Record list -
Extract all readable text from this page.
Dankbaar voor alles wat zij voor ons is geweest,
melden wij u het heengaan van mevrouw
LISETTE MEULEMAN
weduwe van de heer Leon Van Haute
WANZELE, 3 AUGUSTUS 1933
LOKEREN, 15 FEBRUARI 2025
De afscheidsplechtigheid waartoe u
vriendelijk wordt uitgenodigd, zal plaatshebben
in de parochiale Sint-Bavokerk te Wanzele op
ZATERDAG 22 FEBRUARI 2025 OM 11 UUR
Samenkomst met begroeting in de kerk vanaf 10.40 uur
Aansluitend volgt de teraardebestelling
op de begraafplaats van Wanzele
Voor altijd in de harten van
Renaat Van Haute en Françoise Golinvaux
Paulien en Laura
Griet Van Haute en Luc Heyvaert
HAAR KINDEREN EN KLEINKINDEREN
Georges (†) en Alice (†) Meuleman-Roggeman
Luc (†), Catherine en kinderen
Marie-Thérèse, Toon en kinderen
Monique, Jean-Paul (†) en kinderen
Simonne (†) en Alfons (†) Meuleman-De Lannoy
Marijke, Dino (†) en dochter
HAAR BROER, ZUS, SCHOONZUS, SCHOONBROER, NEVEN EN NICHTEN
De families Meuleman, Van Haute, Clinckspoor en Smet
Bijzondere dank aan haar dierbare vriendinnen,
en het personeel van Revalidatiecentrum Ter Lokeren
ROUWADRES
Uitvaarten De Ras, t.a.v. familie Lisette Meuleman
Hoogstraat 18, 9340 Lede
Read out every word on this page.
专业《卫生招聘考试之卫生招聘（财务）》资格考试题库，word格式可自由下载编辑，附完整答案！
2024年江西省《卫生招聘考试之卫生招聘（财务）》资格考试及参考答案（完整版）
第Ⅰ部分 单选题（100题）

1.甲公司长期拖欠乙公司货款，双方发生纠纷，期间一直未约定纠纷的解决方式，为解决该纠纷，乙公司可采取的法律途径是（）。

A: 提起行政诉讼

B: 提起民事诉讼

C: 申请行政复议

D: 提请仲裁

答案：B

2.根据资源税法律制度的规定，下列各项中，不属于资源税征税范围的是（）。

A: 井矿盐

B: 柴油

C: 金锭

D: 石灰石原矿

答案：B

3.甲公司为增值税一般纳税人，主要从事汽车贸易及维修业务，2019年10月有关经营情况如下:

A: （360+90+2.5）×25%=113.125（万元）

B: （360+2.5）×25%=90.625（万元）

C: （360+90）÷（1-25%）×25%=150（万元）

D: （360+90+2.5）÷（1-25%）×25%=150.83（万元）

Exercise goal -
Find the word "page" in the material, then list each line that holds it.

Reply -
Extract all readable text from this page.
Read out every word on this page.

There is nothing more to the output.